Each line of the listing that contains the word "brand" is to be copied.

--- start Supplied entries ---

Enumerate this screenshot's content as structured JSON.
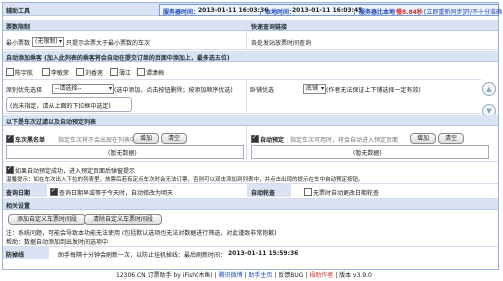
{
  "header": {
    "title": "辅助工具",
    "server_time_label": "服务器时间：",
    "server_time": "2013-01-11 16:03:36",
    "local_time_label": "，本地时间：",
    "local_time": "2013-01-11 16:03:45",
    "compare_label": "，服务器比本地",
    "compare_value": "慢8.84秒",
    "sync_link": "[立即重新同步]",
    "auto_sync_link": "开/不十分准确"
  },
  "row1": {
    "left_title": "票数限制",
    "right_title": "快速查询链接"
  },
  "row2": {
    "min_label": "最小票数",
    "min_value": "(无限制)",
    "min_hint": "只提示余票大于最小票数的车次",
    "right_text": "各处发站放票时间查询"
  },
  "auto_add": {
    "title": "自动添加乘客 (加入此列表的乘客将会自动在提交订单的页面中添加上，最多选五位)",
    "passengers": [
      "陈宇航",
      "李敏荣",
      "刘香莲",
      "薄江",
      "谭潇梅"
    ]
  },
  "seat": {
    "label": "席别优先选择",
    "select": "--请选择--",
    "hint": "(选中添加，点击按钮删除；按添加顺序优选)",
    "empty": "(尚未指定，请从上面的下拉框中选定)",
    "train_label": "卧铺优选",
    "train_select": "底铺",
    "train_hint": "(作者无法保证上下铺选择一定有效)"
  },
  "filter": {
    "title": "以下是车次过滤以及自动预定列表",
    "black_label": "车次黑名单",
    "black_hint": "指定车次将不会出现在列表中",
    "add": "增加",
    "clear": "清空",
    "black_empty": "(暂无数据)",
    "auto_label": "自动预定",
    "auto_hint": "指定车次可用时，将会自动进入预定页面",
    "auto_empty": "(暂无数据)"
  },
  "notice": {
    "line1": "如果自动预定成功，进入预定页面后弹窗提示",
    "line2": "温馨提示：如在车次出入下拉的列表里，放票后若有定点车次时会无法订票，否则可以双击添加到列表中，并点击出现的提示在车中自动预定按钮。"
  },
  "query_date": {
    "label": "查询日期",
    "hint": "查询日期早或等于今天时，自动修改为明天",
    "auto_label": "自动轮查",
    "auto_hint": "无票时自动更改日期轮查"
  },
  "related": {
    "title": "相关设置",
    "add_btn": "添加自定义车票时间段",
    "clear_btn": "清除自定义车票时间段",
    "note1": "注：系统问题，可能会导致本功能无法使用 (包括默认选项也无法对数据进行筛选，对此谨致非常抱歉)",
    "note2": "帮助：数据自动添加到出发时间选项中"
  },
  "anti": {
    "label": "防掉线",
    "text": "助手每隔十分钟会刷新一次，以防止挂机掉线：最后刷新时间：",
    "time": "2013-01-11 15:59:36"
  },
  "footer": {
    "brand": "12306.CN 订票助手 by iFish(木鱼)",
    "sep1": " | ",
    "weibo": "腾讯微博",
    "sep2": " | ",
    "home": "助手主页",
    "sep3": " | 反馈BUG | ",
    "donate": "捐助作者",
    "version": " | 版本 v3.9.0"
  }
}
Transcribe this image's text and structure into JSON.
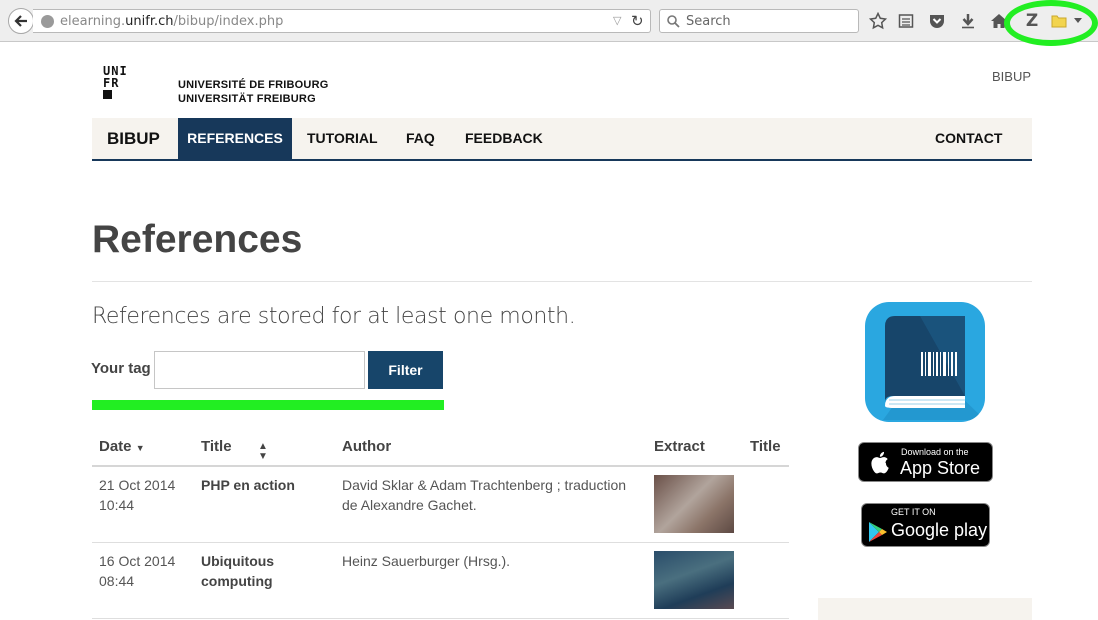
{
  "browser": {
    "url_prefix": "elearning.",
    "url_host": "unifr.ch",
    "url_path": "/bibup/index.php",
    "search_placeholder": "Search"
  },
  "header": {
    "logo_text": [
      "UNI",
      "FR"
    ],
    "university_line1": "UNIVERSITÉ DE FRIBOURG",
    "university_line2": "UNIVERSITÄT FREIBURG",
    "top_link": "BIBUP"
  },
  "nav": {
    "brand": "BIBUP",
    "items": [
      "REFERENCES",
      "TUTORIAL",
      "FAQ",
      "FEEDBACK"
    ],
    "contact": "CONTACT"
  },
  "page": {
    "title": "References",
    "intro": "References are stored for at least one month.",
    "tag_label": "Your tag",
    "tag_value": "",
    "filter_label": "Filter"
  },
  "table": {
    "headers": [
      "Date",
      "Title",
      "Author",
      "Extract",
      "Title"
    ],
    "rows": [
      {
        "date": "21 Oct 2014",
        "time": "10:44",
        "title": "PHP en action",
        "author_line1": "David Sklar & Adam Trachtenberg ; traduction",
        "author_line2": "de Alexandre Gachet."
      },
      {
        "date": "16 Oct 2014",
        "time": "08:44",
        "title_line1": "Ubiquitous",
        "title_line2": "computing",
        "author_line1": "Heinz Sauerburger (Hrsg.)."
      }
    ]
  },
  "sidebar": {
    "appstore_small": "Download on the",
    "appstore_big": "App Store",
    "gplay_small": "GET IT ON",
    "gplay_big": "Google play"
  },
  "colors": {
    "nav_active": "#17385a",
    "highlight": "#22ee22",
    "app_icon": "#2aa7e0"
  }
}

--- end Supplied entries ---

§ Written answer
    "brand": "12306.CN 订票助手 by iFish(木鱼)",
    "brand": "BIBUP",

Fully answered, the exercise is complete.